### Exercise brief
All records below must be retyped exactly.

** Start of Dataset rows **

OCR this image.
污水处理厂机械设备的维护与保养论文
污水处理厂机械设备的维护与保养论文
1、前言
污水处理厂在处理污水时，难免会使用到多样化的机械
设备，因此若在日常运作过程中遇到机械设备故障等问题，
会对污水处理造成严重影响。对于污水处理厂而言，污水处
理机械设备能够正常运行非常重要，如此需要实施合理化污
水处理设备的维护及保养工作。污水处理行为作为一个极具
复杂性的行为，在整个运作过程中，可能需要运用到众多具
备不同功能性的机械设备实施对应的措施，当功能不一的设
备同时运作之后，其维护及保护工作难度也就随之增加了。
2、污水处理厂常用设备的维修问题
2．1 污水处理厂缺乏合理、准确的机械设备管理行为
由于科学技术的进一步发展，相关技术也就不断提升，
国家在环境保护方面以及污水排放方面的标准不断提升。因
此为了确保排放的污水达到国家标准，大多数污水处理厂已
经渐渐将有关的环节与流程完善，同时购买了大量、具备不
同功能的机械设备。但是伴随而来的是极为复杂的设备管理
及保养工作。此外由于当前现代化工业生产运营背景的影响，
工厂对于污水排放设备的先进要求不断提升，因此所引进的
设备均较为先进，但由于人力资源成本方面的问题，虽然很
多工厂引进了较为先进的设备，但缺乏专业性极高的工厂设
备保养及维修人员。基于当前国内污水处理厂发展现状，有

** End of Dataset rows **

### Output for this task
OCR this image.
污水处理厂机械设备的维护与保养论文
污水处理厂机械设备的维护与保养论文
1、前言
污水处理厂在处理污水时，难免会使用到多样化的机械
设备，因此若在日常运作过程中遇到机械设备故障等问题，
会对污水处理造成严重影响。对于污水处理厂而言，污水处
理机械设备能够正常运行非常重要，如此需要实施合理化污
水处理设备的维护及保养工作。污水处理行为作为一个极具
复杂性的行为，在整个运作过程中，可能需要运用到众多具
备不同功能性的机械设备实施对应的措施，当功能不一的设
备同时运作之后，其维护及保护工作难度也就随之增加了。
2、污水处理厂常用设备的维修问题
2．1 污水处理厂缺乏合理、准确的机械设备管理行为
由于科学技术的进一步发展，相关技术也就不断提升，
国家在环境保护方面以及污水排放方面的标准不断提升。因
此为了确保排放的污水达到国家标准，大多数污水处理厂已
经渐渐将有关的环节与流程完善，同时购买了大量、具备不
同功能的机械设备。但是伴随而来的是极为复杂的设备管理
及保养工作。此外由于当前现代化工业生产运营背景的影响，
工厂对于污水排放设备的先进要求不断提升，因此所引进的
设备均较为先进，但由于人力资源成本方面的问题，虽然很
多工厂引进了较为先进的设备，但缺乏专业性极高的工厂设
备保养及维修人员。基于当前国内污水处理厂发展现状，有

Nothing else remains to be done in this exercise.